Records from a data collection:
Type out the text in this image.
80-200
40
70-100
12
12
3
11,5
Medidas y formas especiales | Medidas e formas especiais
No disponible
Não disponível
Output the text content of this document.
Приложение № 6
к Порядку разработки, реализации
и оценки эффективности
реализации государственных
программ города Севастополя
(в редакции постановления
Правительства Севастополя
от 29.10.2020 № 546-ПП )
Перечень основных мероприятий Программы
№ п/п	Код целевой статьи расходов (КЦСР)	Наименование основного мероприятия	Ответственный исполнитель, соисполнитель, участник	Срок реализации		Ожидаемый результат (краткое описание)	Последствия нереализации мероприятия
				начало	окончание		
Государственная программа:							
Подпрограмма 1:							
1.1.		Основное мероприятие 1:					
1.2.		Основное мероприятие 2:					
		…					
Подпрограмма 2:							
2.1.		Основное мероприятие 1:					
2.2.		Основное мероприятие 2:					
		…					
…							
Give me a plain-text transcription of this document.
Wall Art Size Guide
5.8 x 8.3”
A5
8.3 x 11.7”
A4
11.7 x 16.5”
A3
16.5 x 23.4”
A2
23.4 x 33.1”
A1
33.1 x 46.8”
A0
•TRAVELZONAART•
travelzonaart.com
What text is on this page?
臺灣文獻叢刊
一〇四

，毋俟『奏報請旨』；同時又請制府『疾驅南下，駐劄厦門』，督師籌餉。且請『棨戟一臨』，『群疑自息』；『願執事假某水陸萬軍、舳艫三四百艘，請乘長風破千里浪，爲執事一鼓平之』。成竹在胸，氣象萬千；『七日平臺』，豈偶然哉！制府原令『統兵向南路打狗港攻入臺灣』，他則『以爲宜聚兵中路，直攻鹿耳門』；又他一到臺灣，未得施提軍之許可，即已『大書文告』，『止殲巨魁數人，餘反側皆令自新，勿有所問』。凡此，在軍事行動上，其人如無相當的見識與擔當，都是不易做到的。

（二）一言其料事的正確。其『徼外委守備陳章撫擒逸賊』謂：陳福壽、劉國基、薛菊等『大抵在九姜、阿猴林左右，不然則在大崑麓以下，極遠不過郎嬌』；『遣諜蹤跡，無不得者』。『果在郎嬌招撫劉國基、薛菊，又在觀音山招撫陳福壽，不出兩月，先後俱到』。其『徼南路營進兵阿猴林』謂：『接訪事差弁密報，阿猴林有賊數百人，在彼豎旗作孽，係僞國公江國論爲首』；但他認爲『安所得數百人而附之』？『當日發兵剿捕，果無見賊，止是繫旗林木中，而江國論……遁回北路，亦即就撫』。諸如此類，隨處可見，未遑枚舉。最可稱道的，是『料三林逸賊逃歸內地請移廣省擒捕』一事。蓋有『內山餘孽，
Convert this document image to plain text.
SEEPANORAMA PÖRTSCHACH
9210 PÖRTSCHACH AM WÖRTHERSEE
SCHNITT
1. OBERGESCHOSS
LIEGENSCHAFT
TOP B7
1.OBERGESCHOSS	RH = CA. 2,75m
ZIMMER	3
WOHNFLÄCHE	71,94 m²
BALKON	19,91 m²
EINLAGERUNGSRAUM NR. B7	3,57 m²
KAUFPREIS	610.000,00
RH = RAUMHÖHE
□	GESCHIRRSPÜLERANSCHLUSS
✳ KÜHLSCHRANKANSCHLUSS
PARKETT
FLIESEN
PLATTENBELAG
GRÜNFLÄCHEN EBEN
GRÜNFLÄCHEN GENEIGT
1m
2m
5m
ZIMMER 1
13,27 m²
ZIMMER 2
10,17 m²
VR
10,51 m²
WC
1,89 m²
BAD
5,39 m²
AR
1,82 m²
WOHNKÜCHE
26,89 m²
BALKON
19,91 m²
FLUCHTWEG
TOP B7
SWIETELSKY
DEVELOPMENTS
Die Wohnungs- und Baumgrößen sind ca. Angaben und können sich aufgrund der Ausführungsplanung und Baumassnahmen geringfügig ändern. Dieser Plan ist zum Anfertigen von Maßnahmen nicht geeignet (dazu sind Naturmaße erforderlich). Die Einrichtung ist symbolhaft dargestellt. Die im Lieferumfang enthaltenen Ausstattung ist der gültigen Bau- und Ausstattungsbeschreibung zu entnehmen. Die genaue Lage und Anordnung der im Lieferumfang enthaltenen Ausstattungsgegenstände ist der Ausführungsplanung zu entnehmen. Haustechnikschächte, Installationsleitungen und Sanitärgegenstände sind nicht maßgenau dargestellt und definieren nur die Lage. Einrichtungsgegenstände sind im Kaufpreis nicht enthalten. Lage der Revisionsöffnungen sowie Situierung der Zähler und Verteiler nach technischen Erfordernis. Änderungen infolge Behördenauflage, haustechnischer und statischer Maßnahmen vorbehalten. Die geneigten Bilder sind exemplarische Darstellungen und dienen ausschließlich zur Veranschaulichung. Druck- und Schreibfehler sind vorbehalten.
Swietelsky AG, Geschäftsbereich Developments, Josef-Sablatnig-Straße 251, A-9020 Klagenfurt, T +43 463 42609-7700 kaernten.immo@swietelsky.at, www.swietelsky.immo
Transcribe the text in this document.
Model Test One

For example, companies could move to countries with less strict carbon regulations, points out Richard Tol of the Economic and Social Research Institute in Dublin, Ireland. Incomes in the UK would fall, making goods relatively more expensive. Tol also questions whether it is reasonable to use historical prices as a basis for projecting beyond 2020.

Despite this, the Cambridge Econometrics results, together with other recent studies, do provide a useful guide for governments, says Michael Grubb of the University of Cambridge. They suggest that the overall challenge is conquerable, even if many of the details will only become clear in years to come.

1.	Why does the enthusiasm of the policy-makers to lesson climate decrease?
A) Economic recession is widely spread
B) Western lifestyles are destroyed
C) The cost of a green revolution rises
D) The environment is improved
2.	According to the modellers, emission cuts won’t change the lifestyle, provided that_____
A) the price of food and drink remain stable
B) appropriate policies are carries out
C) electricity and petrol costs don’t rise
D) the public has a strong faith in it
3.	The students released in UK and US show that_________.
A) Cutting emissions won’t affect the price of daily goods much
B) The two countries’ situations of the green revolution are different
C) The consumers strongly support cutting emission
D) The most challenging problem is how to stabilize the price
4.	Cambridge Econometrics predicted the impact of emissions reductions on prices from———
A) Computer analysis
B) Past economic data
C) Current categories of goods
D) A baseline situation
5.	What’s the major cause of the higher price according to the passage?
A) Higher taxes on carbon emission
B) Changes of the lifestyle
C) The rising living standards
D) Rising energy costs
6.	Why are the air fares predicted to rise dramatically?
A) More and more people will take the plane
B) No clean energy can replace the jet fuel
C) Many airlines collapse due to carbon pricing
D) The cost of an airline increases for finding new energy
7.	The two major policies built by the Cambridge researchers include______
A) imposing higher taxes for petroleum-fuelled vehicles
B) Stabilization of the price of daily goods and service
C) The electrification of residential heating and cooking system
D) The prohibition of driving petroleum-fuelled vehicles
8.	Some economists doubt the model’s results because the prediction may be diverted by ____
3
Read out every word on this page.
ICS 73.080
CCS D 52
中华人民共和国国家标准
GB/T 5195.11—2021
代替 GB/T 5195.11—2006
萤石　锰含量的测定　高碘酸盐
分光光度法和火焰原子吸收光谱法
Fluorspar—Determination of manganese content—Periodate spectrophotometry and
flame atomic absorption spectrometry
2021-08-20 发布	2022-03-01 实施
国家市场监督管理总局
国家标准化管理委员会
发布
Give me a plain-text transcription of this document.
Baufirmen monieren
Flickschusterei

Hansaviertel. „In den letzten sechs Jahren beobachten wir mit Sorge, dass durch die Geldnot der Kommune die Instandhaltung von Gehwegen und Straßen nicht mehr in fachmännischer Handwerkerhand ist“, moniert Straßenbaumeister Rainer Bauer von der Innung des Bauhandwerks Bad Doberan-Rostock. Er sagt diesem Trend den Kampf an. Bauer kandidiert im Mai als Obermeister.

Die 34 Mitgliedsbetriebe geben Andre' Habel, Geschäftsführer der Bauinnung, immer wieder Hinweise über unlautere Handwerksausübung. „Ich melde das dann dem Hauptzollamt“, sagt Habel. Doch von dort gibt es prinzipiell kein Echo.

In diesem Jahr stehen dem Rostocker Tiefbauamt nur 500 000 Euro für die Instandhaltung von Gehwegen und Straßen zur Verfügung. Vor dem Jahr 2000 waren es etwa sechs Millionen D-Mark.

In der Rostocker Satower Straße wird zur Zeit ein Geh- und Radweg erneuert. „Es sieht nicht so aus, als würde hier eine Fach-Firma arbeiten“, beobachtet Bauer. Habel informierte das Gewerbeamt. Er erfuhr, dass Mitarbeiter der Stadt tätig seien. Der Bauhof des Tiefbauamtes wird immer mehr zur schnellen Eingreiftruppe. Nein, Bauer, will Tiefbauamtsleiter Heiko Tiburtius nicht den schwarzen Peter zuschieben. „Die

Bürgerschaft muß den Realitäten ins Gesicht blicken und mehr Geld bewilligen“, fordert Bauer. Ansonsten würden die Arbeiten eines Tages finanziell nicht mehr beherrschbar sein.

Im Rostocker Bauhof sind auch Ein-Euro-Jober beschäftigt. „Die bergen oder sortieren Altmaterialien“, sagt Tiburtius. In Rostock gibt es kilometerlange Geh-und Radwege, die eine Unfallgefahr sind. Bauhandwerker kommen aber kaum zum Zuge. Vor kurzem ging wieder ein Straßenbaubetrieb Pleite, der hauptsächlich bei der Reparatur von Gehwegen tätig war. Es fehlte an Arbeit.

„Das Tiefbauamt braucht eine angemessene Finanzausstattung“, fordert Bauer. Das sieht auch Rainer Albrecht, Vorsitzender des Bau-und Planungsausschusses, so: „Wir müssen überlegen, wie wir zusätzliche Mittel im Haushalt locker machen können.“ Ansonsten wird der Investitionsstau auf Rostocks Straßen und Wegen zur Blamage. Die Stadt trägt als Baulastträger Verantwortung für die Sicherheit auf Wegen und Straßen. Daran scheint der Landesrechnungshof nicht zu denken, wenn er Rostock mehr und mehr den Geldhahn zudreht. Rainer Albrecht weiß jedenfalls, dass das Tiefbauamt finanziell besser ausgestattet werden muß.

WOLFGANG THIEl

» **YOUR OBJECTIVE**: Identify the lines in the entries above that contain "goods", then copy them out.

» **FINISHED EXERCISE**:
For example, companies could move to countries with less strict carbon regulations, points out Richard Tol of the Economic and Social Research Institute in Dublin, Ireland. Incomes in the UK would fall, making goods relatively more expensive. Tol also questions whether it is reasonable to use historical prices as a basis for projecting beyond 2020.
A) Cutting emissions won’t affect the price of daily goods much
C) Current categories of goods
B) Stabilization of the price of daily goods and service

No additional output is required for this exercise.